## BEGIN SOURCE MATERIAL

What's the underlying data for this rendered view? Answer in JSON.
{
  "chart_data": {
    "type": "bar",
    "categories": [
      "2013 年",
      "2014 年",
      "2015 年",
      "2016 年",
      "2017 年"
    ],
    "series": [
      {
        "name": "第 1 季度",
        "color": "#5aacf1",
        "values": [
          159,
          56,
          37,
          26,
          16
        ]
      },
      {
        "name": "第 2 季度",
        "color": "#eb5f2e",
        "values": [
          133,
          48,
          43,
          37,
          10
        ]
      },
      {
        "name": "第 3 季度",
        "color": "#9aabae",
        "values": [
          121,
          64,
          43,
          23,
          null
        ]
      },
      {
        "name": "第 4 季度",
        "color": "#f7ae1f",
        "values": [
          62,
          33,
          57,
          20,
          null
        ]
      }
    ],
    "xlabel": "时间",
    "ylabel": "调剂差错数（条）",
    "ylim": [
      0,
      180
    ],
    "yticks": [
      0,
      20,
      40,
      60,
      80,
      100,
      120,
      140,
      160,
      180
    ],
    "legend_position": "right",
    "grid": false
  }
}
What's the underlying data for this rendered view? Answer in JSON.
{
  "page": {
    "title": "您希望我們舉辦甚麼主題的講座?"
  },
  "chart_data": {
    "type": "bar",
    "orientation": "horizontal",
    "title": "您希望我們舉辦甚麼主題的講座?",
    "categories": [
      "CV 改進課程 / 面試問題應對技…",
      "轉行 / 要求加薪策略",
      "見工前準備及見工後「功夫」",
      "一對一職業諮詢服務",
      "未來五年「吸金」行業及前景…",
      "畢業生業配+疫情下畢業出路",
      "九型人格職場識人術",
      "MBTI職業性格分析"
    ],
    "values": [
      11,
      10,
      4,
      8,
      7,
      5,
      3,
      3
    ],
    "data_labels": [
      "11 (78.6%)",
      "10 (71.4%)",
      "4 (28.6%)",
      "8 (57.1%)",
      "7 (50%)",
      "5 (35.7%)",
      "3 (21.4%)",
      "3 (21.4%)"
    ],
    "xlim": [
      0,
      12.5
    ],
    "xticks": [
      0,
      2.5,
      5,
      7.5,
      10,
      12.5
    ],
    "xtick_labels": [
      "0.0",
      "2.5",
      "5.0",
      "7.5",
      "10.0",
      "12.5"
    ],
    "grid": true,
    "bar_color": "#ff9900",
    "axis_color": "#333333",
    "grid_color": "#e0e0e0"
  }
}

## END SOURCE MATERIAL

→ **TASK**
Print all of the entries exactly as they appear.

→ **COMPLETE RESPONSE**
What's the underlying data for this rendered view? Answer in JSON.
{
  "chart_data": {
    "type": "bar",
    "categories": [
      "2013 年",
      "2014 年",
      "2015 年",
      "2016 年",
      "2017 年"
    ],
    "series": [
      {
        "name": "第 1 季度",
        "color": "#5aacf1",
        "values": [
          159,
          56,
          37,
          26,
          16
        ]
      },
      {
        "name": "第 2 季度",
        "color": "#eb5f2e",
        "values": [
          133,
          48,
          43,
          37,
          10
        ]
      },
      {
        "name": "第 3 季度",
        "color": "#9aabae",
        "values": [
          121,
          64,
          43,
          23,
          null
        ]
      },
      {
        "name": "第 4 季度",
        "color": "#f7ae1f",
        "values": [
          62,
          33,
          57,
          20,
          null
        ]
      }
    ],
    "xlabel": "时间",
    "ylabel": "调剂差错数（条）",
    "ylim": [
      0,
      180
    ],
    "yticks": [
      0,
      20,
      40,
      60,
      80,
      100,
      120,
      140,
      160,
      180
    ],
    "legend_position": "right",
    "grid": false
  }
}
What's the underlying data for this rendered view? Answer in JSON.
{
  "page": {
    "title": "您希望我們舉辦甚麼主題的講座?"
  },
  "chart_data": {
    "type": "bar",
    "orientation": "horizontal",
    "title": "您希望我們舉辦甚麼主題的講座?",
    "categories": [
      "CV 改進課程 / 面試問題應對技…",
      "轉行 / 要求加薪策略",
      "見工前準備及見工後「功夫」",
      "一對一職業諮詢服務",
      "未來五年「吸金」行業及前景…",
      "畢業生業配+疫情下畢業出路",
      "九型人格職場識人術",
      "MBTI職業性格分析"
    ],
    "values": [
      11,
      10,
      4,
      8,
      7,
      5,
      3,
      3
    ],
    "data_labels": [
      "11 (78.6%)",
      "10 (71.4%)",
      "4 (28.6%)",
      "8 (57.1%)",
      "7 (50%)",
      "5 (35.7%)",
      "3 (21.4%)",
      "3 (21.4%)"
    ],
    "xlim": [
      0,
      12.5
    ],
    "xticks": [
      0,
      2.5,
      5,
      7.5,
      10,
      12.5
    ],
    "xtick_labels": [
      "0.0",
      "2.5",
      "5.0",
      "7.5",
      "10.0",
      "12.5"
    ],
    "grid": true,
    "bar_color": "#ff9900",
    "axis_color": "#333333",
    "grid_color": "#e0e0e0"
  }
}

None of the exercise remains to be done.